Reproduce word for word only the stretch of the records from the line containing "message-timestamp: 14/08/22, 02:17 PM xyxy=(831,1364,1206,1406)" through the line containing "settings-button[interactable] xyxy=(1138,32,1202,96)", including both of those lines.

* Start RECORDS *

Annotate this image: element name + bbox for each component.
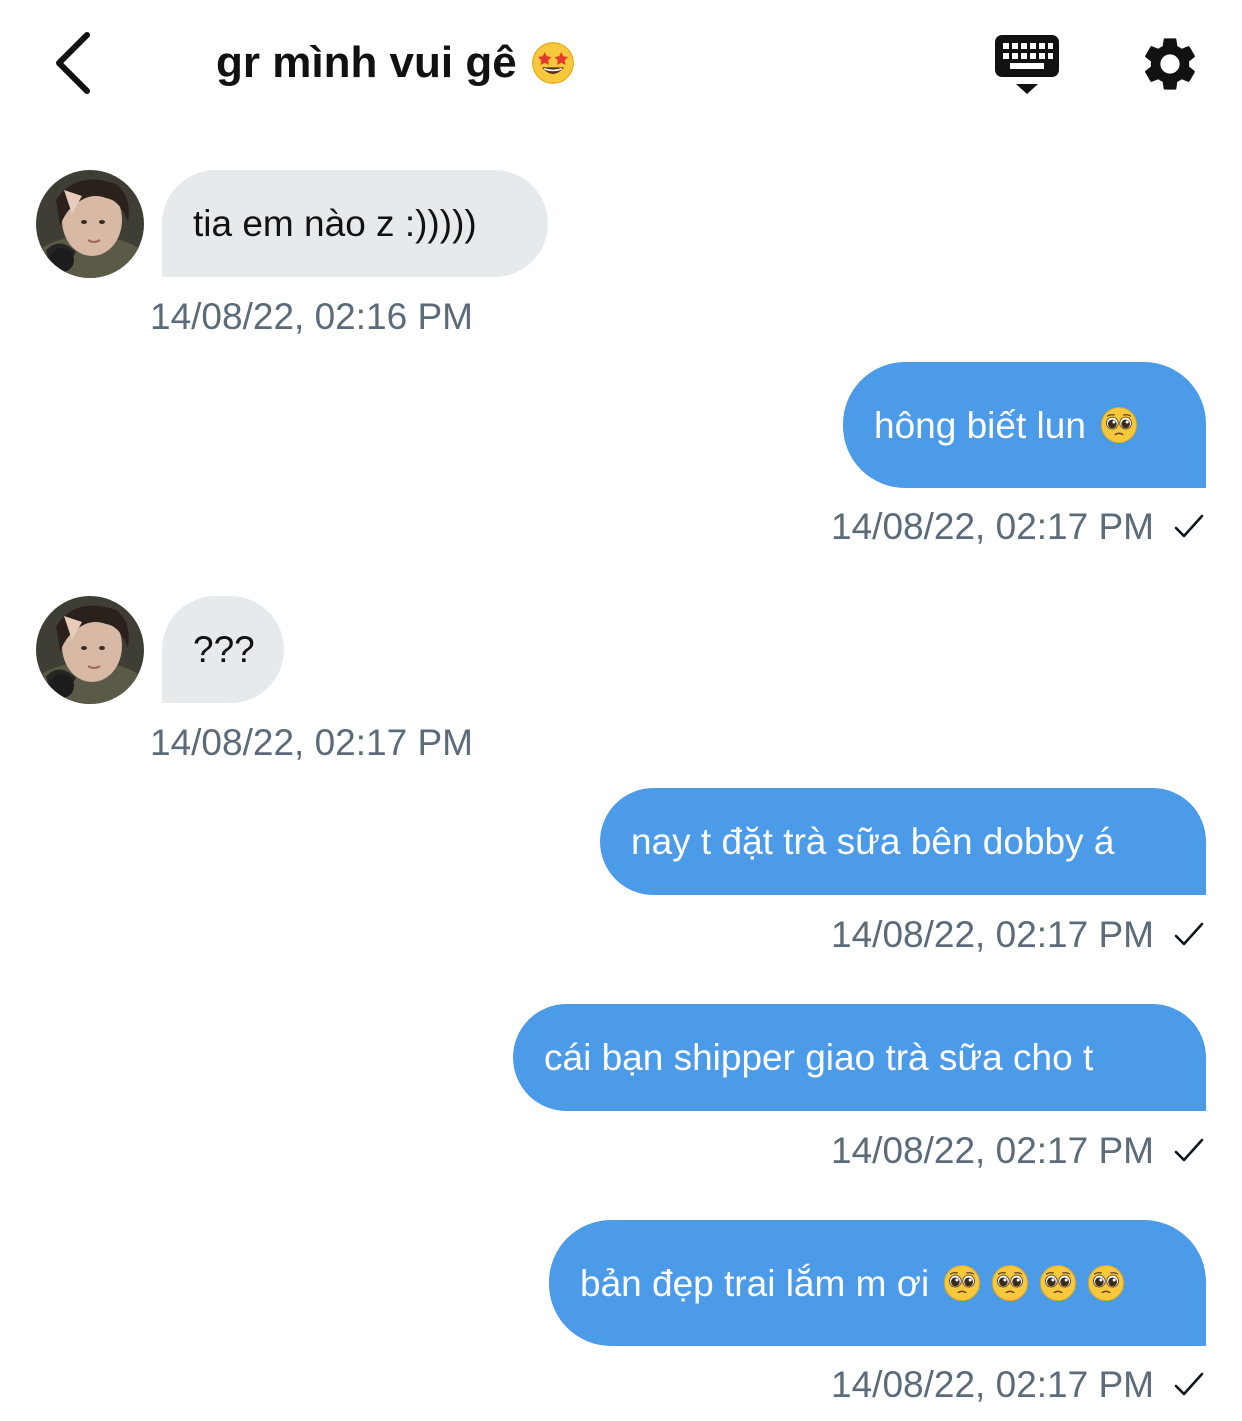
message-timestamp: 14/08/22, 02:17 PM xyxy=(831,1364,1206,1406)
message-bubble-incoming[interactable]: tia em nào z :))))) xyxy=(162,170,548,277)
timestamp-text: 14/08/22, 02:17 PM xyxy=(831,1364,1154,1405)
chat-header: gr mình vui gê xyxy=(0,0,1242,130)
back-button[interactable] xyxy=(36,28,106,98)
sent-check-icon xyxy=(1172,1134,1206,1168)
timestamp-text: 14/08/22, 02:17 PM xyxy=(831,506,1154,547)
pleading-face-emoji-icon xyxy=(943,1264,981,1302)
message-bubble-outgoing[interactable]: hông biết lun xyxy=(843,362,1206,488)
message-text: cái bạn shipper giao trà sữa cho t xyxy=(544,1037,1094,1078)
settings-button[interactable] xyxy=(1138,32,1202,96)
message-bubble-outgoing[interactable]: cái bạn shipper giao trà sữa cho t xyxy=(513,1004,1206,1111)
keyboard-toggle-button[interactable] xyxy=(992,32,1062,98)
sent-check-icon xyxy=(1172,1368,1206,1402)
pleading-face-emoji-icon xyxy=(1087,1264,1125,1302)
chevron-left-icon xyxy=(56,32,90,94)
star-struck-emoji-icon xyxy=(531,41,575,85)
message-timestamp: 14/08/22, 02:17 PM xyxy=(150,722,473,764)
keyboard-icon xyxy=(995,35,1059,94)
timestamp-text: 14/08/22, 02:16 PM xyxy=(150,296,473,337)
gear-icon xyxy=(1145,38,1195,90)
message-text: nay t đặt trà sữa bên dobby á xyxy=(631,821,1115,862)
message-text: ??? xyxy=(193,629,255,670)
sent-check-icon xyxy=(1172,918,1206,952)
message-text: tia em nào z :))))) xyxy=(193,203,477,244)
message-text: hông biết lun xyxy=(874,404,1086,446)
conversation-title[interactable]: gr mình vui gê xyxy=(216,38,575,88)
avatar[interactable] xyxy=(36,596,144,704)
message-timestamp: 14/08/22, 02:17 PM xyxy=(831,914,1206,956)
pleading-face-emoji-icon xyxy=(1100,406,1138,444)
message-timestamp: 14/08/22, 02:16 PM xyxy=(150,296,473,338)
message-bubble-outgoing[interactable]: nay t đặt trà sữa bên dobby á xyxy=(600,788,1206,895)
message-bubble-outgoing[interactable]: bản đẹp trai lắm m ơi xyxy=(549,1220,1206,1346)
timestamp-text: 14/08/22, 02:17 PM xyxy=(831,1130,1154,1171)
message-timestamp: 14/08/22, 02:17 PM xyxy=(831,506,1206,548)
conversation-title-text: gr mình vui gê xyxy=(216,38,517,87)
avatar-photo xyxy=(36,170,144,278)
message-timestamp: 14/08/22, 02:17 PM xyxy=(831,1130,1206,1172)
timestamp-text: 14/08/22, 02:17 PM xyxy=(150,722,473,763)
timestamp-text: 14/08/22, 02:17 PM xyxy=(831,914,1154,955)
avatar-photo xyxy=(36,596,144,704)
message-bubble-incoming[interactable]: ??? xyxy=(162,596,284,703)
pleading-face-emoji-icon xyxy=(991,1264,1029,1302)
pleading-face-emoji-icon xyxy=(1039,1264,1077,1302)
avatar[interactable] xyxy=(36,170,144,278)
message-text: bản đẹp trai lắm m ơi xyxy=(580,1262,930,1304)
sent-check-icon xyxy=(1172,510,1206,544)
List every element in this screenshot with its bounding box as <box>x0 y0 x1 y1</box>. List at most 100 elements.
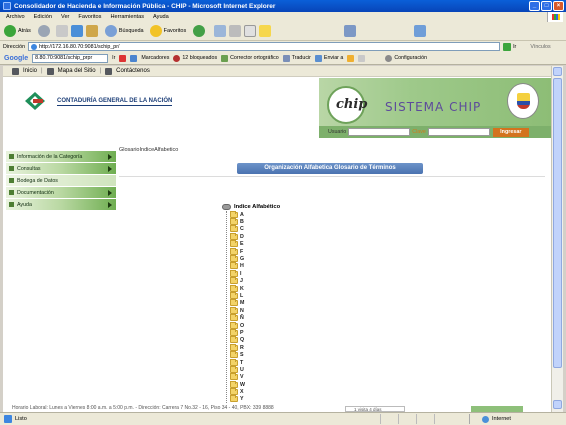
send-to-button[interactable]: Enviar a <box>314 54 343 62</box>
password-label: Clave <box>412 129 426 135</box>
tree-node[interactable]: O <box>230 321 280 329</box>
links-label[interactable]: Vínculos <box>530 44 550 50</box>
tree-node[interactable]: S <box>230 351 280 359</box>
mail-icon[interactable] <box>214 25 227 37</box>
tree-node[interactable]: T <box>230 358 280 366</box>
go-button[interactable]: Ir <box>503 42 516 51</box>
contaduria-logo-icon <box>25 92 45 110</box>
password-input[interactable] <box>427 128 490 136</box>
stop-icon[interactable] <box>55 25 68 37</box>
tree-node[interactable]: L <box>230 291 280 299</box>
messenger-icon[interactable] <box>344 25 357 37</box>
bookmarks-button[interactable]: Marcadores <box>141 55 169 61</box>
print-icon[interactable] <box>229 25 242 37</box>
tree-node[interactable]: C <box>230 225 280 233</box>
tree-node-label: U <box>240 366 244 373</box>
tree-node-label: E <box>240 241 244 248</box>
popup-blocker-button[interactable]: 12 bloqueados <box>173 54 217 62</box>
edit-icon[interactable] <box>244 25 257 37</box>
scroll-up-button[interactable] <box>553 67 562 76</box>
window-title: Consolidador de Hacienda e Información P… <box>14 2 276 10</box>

* End RECORDS *

▸ TASK SOLUTION
message-timestamp: 14/08/22, 02:17 PM xyxy=(831,1364,1206,1406)
message-bubble-incoming[interactable]: tia em nào z :))))) xyxy=(162,170,548,277)
timestamp-text: 14/08/22, 02:17 PM xyxy=(831,1364,1154,1405)
chat-header: gr mình vui gê xyxy=(0,0,1242,130)
back-button[interactable] xyxy=(36,28,106,98)
sent-check-icon xyxy=(1172,1134,1206,1168)
timestamp-text: 14/08/22, 02:17 PM xyxy=(831,506,1154,547)
pleading-face-emoji-icon xyxy=(943,1264,981,1302)
message-bubble-outgoing[interactable]: hông biết lun xyxy=(843,362,1206,488)
message-text: cái bạn shipper giao trà sữa cho t xyxy=(544,1037,1094,1078)
settings-button[interactable] xyxy=(1138,32,1202,96)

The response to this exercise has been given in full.